__Your objective__.
Count every line that has the word "image" in it; give no more than the number.

__Dataset__.
==================================================
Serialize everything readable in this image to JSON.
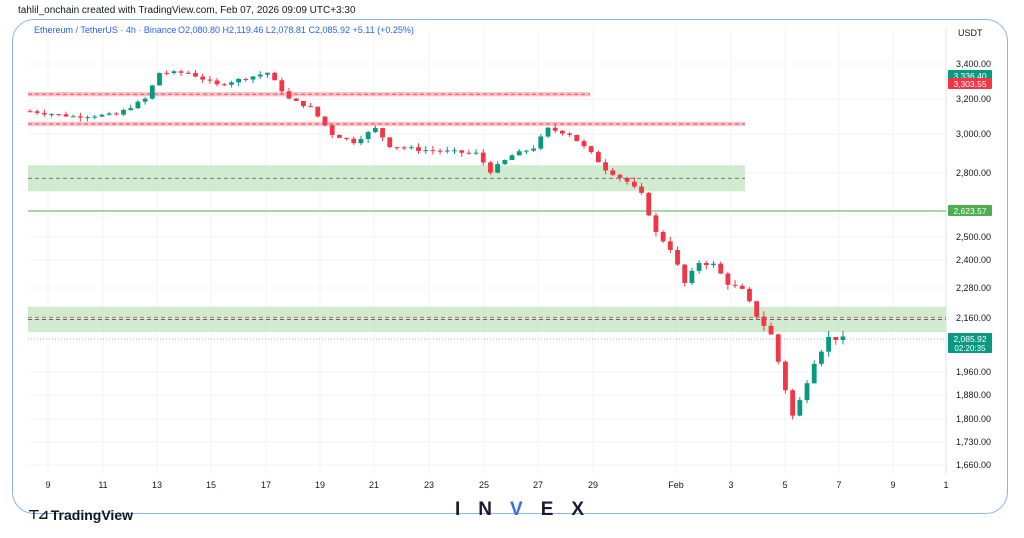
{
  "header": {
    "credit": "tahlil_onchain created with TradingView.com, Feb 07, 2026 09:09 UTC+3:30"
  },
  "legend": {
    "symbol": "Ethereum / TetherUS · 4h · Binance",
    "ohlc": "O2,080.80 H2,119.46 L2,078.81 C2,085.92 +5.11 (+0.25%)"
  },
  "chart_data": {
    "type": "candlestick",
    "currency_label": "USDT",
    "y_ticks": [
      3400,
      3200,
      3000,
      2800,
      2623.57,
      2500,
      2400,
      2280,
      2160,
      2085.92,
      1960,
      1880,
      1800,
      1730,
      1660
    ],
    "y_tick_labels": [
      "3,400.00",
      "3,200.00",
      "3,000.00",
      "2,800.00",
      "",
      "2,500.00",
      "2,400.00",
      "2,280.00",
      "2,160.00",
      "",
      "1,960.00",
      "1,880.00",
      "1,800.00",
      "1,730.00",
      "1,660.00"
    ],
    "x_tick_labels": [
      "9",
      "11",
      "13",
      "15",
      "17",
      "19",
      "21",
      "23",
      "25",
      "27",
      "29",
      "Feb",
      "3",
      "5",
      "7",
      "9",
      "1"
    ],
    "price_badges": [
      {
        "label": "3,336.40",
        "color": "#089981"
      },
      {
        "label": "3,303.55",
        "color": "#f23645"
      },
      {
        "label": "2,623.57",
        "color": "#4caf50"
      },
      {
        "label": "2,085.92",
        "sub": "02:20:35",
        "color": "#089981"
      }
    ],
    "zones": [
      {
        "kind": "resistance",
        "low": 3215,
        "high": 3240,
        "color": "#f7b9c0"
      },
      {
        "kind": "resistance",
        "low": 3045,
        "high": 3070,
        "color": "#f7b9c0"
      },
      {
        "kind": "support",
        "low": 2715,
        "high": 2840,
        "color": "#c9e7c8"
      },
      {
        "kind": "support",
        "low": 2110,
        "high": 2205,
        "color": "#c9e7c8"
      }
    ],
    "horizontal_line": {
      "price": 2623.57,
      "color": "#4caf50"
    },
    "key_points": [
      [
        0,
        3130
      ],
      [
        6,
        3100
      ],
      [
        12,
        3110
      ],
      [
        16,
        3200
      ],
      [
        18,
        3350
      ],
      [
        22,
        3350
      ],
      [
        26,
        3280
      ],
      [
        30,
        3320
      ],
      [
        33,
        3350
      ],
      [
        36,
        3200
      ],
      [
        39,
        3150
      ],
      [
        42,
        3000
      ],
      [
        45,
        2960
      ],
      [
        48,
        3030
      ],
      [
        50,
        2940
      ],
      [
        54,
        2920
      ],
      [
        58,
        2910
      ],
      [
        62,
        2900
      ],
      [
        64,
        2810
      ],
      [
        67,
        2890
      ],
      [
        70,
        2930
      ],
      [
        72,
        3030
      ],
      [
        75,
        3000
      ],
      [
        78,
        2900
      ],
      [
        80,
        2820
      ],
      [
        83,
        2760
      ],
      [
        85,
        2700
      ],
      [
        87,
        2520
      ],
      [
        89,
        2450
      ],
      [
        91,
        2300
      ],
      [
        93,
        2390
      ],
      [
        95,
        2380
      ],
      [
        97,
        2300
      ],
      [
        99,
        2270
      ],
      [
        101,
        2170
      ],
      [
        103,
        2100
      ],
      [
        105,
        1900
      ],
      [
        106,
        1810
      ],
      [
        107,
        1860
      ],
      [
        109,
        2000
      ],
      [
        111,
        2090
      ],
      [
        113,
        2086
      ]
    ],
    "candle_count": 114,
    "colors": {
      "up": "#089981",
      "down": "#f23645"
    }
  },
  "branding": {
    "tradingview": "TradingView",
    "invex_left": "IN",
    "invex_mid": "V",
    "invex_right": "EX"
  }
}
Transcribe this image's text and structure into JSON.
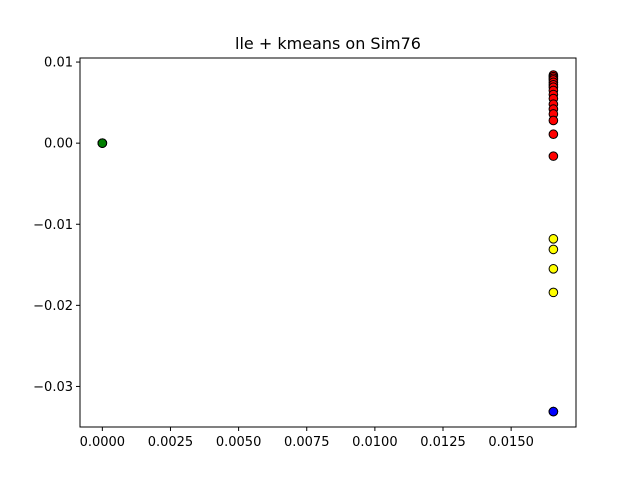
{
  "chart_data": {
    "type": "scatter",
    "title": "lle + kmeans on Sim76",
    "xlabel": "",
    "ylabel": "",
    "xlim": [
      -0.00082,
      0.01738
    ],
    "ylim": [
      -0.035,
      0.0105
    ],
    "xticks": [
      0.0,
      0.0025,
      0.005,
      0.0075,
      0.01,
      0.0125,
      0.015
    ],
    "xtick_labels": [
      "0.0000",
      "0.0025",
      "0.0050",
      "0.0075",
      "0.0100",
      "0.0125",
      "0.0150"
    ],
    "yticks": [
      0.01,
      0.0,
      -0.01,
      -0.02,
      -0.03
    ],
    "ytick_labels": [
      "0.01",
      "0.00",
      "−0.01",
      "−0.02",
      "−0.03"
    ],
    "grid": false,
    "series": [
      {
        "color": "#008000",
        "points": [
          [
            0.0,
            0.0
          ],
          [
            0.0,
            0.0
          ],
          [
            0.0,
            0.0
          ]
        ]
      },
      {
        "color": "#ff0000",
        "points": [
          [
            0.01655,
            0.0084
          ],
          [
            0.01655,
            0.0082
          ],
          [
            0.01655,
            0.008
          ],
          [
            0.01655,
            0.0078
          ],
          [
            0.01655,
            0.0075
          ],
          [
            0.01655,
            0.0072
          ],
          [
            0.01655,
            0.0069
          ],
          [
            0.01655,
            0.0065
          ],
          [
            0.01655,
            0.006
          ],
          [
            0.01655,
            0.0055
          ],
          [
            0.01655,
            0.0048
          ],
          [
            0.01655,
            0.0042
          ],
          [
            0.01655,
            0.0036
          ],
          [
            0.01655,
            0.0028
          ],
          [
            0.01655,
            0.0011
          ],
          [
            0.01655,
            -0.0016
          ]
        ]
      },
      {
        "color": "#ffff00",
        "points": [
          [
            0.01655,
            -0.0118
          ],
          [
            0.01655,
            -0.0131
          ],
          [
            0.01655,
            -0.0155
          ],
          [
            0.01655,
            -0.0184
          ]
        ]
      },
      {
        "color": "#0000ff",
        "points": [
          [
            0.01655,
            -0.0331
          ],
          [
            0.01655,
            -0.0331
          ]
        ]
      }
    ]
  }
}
==================================================
__Solution to this task__.
2